───── PROVIDED ENTRIES

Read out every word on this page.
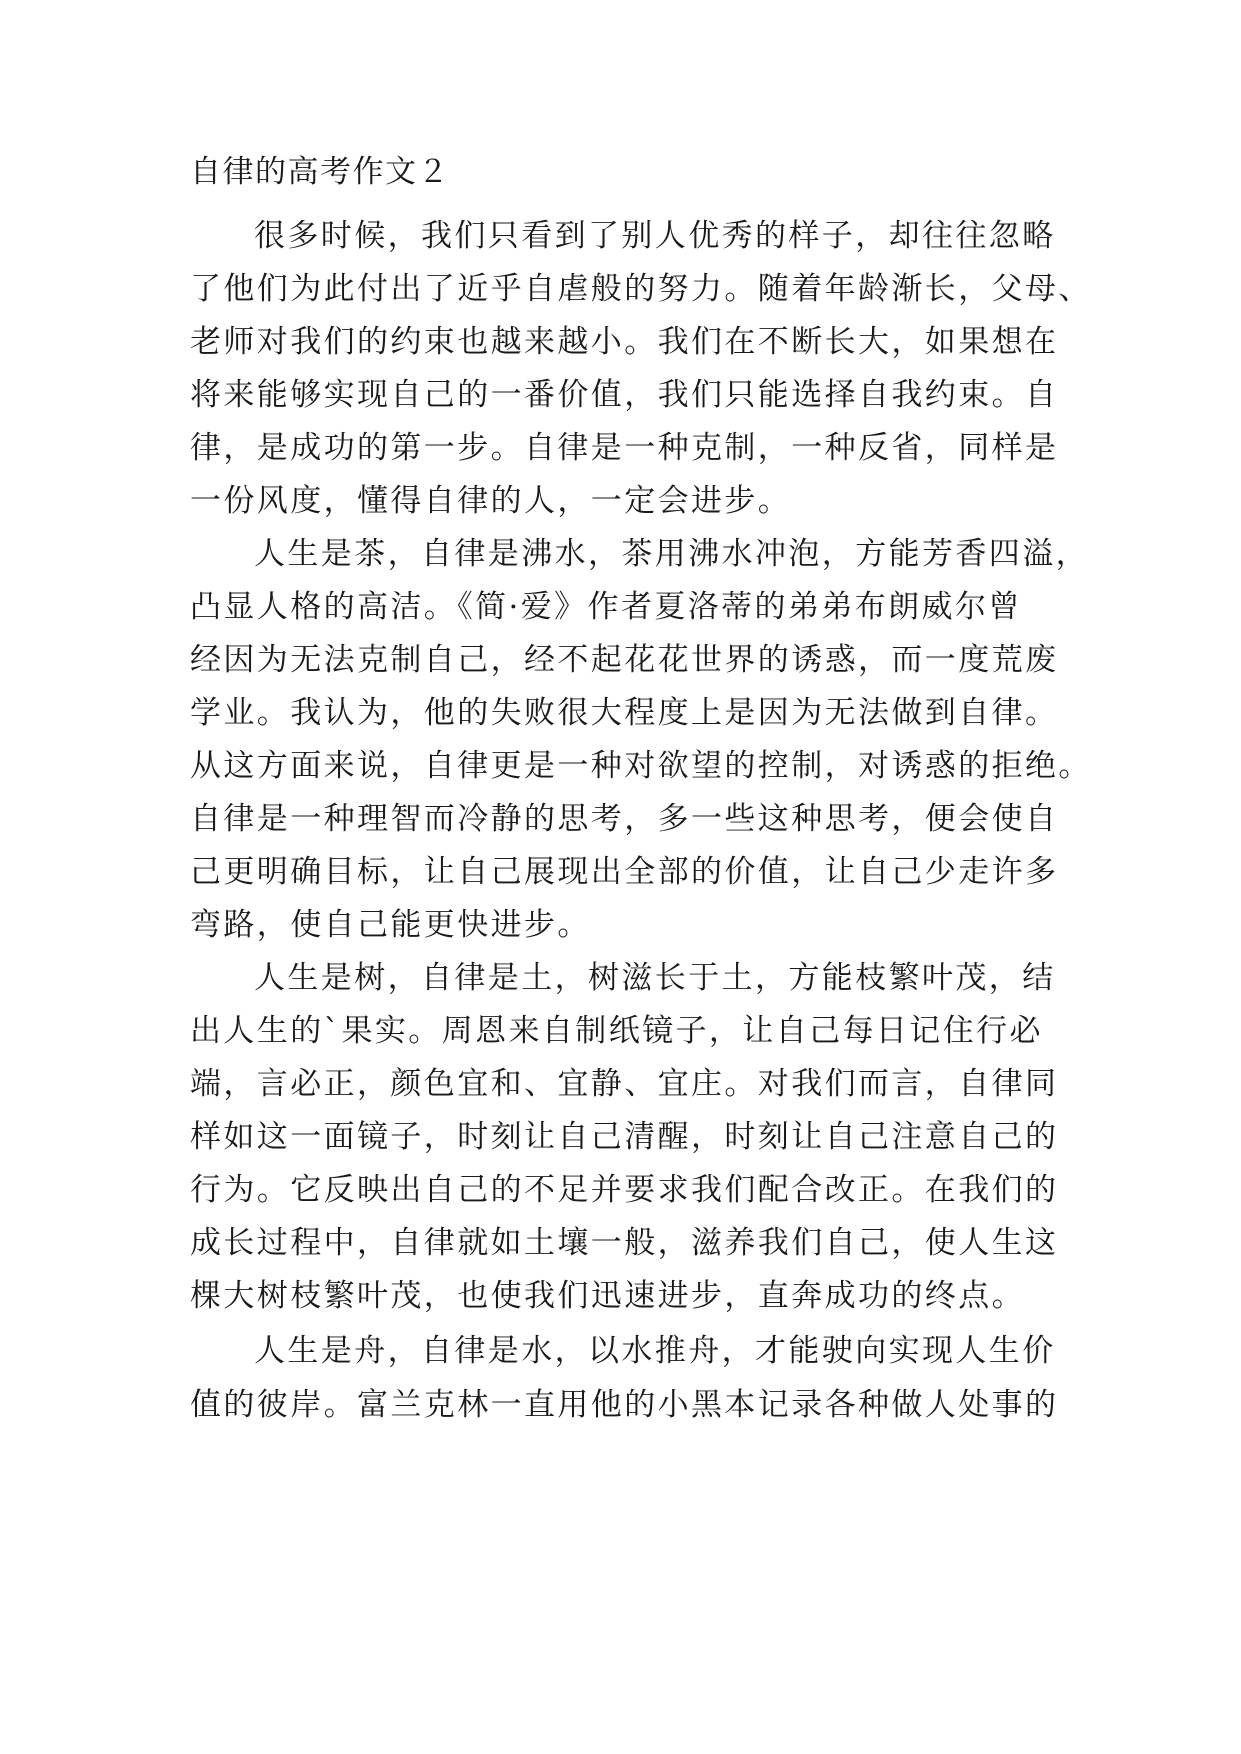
自律的高考作文２
很多时候，我们只看到了别人优秀的样子，却往往忽略
了他们为此付出了近乎自虐般的努力。随着年龄渐长，父母、
老师对我们的约束也越来越小。我们在不断长大，如果想在
将来能够实现自己的一番价值，我们只能选择自我约束。自
律，是成功的第一步。自律是一种克制，一种反省，同样是
一份风度，懂得自律的人，一定会进步。
人生是茶，自律是沸水，茶用沸水冲泡，方能芳香四溢，
凸显人格的高洁。《简·爱》作者夏洛蒂的弟弟布朗威尔曾
经因为无法克制自己，经不起花花世界的诱惑，而一度荒废
学业。我认为，他的失败很大程度上是因为无法做到自律。
从这方面来说，自律更是一种对欲望的控制，对诱惑的拒绝。
自律是一种理智而冷静的思考，多一些这种思考，便会使自
己更明确目标，让自己展现出全部的价值，让自己少走许多
弯路，使自己能更快进步。
人生是树，自律是土，树滋长于土，方能枝繁叶茂，结
出人生的`果实。周恩来自制纸镜子，让自己每日记住行必
端，言必正，颜色宜和、宜静、宜庄。对我们而言，自律同
样如这一面镜子，时刻让自己清醒，时刻让自己注意自己的
行为。它反映出自己的不足并要求我们配合改正。在我们的
成长过程中，自律就如土壤一般，滋养我们自己，使人生这
棵大树枝繁叶茂，也使我们迅速进步，直奔成功的终点。
人生是舟，自律是水，以水推舟，才能驶向实现人生价
值的彼岸。富兰克林一直用他的小黑本记录各种做人处事的
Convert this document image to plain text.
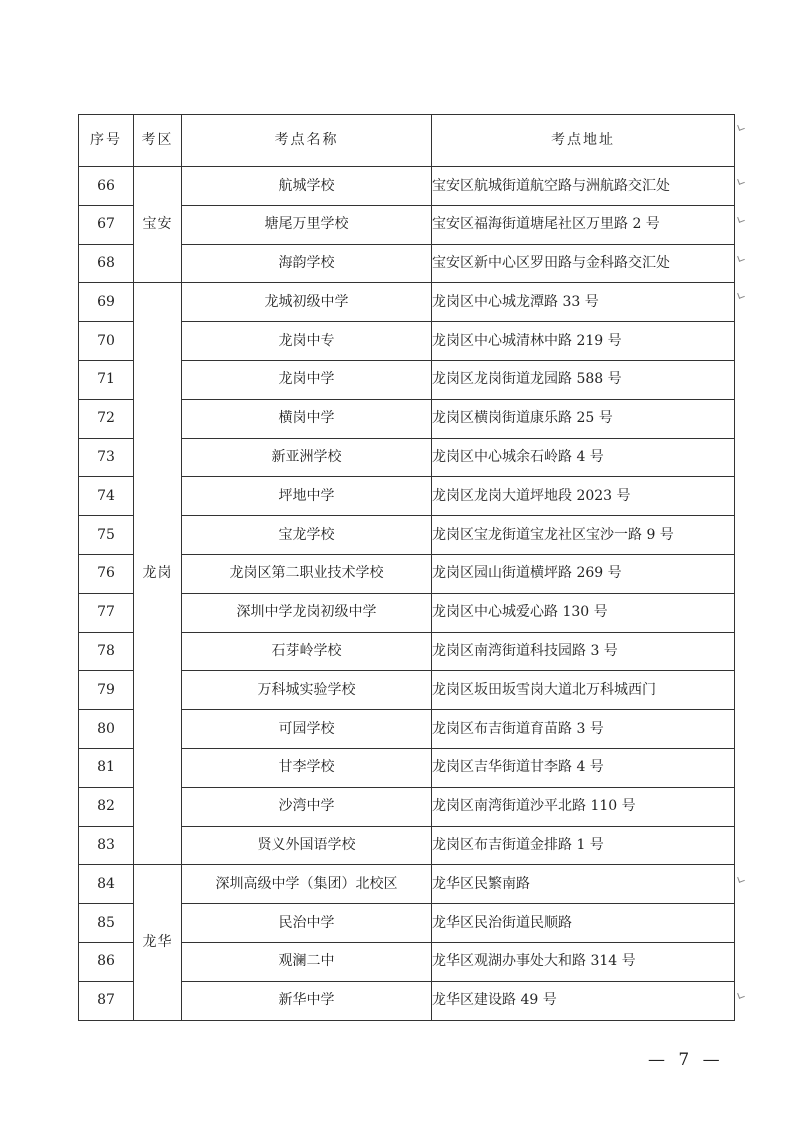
序号	考区	考点名称	考点地址
66	宝安	航城学校	宝安区航城街道航空路与洲航路交汇处
67		塘尾万里学校	宝安区福海街道塘尾社区万里路 2 号
68		海韵学校	宝安区新中心区罗田路与金科路交汇处
69	龙岗	龙城初级中学	龙岗区中心城龙潭路 33 号
70		龙岗中专	龙岗区中心城清林中路 219 号
71		龙岗中学	龙岗区龙岗街道龙园路 588 号
72		横岗中学	龙岗区横岗街道康乐路 25 号
73		新亚洲学校	龙岗区中心城余石岭路 4 号
74		坪地中学	龙岗区龙岗大道坪地段 2023 号
75		宝龙学校	龙岗区宝龙街道宝龙社区宝沙一路 9 号
76		龙岗区第二职业技术学校	龙岗区园山街道横坪路 269 号
77		深圳中学龙岗初级中学	龙岗区中心城爱心路 130 号
78		石芽岭学校	龙岗区南湾街道科技园路 3 号
79		万科城实验学校	龙岗区坂田坂雪岗大道北万科城西门
80		可园学校	龙岗区布吉街道育苗路 3 号
81		甘李学校	龙岗区吉华街道甘李路 4 号
82		沙湾中学	龙岗区南湾街道沙平北路 110 号
83		贤义外国语学校	龙岗区布吉街道金排路 1 号
84	龙华	深圳高级中学（集团）北校区	龙华区民繁南路
85		民治中学	龙华区民治街道民顺路
86		观澜二中	龙华区观湖办事处大和路 314 号
87		新华中学	龙华区建设路 49 号
— 7 —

──────────

### WRITTEN REQUEST
Copy out all the entries exactly. Images stay out of the copy.

### PROBLEM SOLUTION
Read out every word on this page.
自律的高考作文２
很多时候，我们只看到了别人优秀的样子，却往往忽略
了他们为此付出了近乎自虐般的努力。随着年龄渐长，父母、
老师对我们的约束也越来越小。我们在不断长大，如果想在
将来能够实现自己的一番价值，我们只能选择自我约束。自
律，是成功的第一步。自律是一种克制，一种反省，同样是
一份风度，懂得自律的人，一定会进步。
人生是茶，自律是沸水，茶用沸水冲泡，方能芳香四溢，
凸显人格的高洁。《简·爱》作者夏洛蒂的弟弟布朗威尔曾
经因为无法克制自己，经不起花花世界的诱惑，而一度荒废
学业。我认为，他的失败很大程度上是因为无法做到自律。
从这方面来说，自律更是一种对欲望的控制，对诱惑的拒绝。
自律是一种理智而冷静的思考，多一些这种思考，便会使自
己更明确目标，让自己展现出全部的价值，让自己少走许多
弯路，使自己能更快进步。
人生是树，自律是土，树滋长于土，方能枝繁叶茂，结
出人生的`果实。周恩来自制纸镜子，让自己每日记住行必
端，言必正，颜色宜和、宜静、宜庄。对我们而言，自律同
样如这一面镜子，时刻让自己清醒，时刻让自己注意自己的
行为。它反映出自己的不足并要求我们配合改正。在我们的
成长过程中，自律就如土壤一般，滋养我们自己，使人生这
棵大树枝繁叶茂，也使我们迅速进步，直奔成功的终点。
人生是舟，自律是水，以水推舟，才能驶向实现人生价
值的彼岸。富兰克林一直用他的小黑本记录各种做人处事的
Convert this document image to plain text.
序号	考区	考点名称	考点地址
66	宝安	航城学校	宝安区航城街道航空路与洲航路交汇处
67		塘尾万里学校	宝安区福海街道塘尾社区万里路 2 号
68		海韵学校	宝安区新中心区罗田路与金科路交汇处
69	龙岗	龙城初级中学	龙岗区中心城龙潭路 33 号
70		龙岗中专	龙岗区中心城清林中路 219 号
71		龙岗中学	龙岗区龙岗街道龙园路 588 号
72		横岗中学	龙岗区横岗街道康乐路 25 号
73		新亚洲学校	龙岗区中心城余石岭路 4 号
74		坪地中学	龙岗区龙岗大道坪地段 2023 号
75		宝龙学校	龙岗区宝龙街道宝龙社区宝沙一路 9 号
76		龙岗区第二职业技术学校	龙岗区园山街道横坪路 269 号
77		深圳中学龙岗初级中学	龙岗区中心城爱心路 130 号
78		石芽岭学校	龙岗区南湾街道科技园路 3 号
79		万科城实验学校	龙岗区坂田坂雪岗大道北万科城西门
80		可园学校	龙岗区布吉街道育苗路 3 号
81		甘李学校	龙岗区吉华街道甘李路 4 号
82		沙湾中学	龙岗区南湾街道沙平北路 110 号
83		贤义外国语学校	龙岗区布吉街道金排路 1 号
84	龙华	深圳高级中学（集团）北校区	龙华区民繁南路
85		民治中学	龙华区民治街道民顺路
86		观澜二中	龙华区观湖办事处大和路 314 号
87		新华中学	龙华区建设路 49 号
— 7 —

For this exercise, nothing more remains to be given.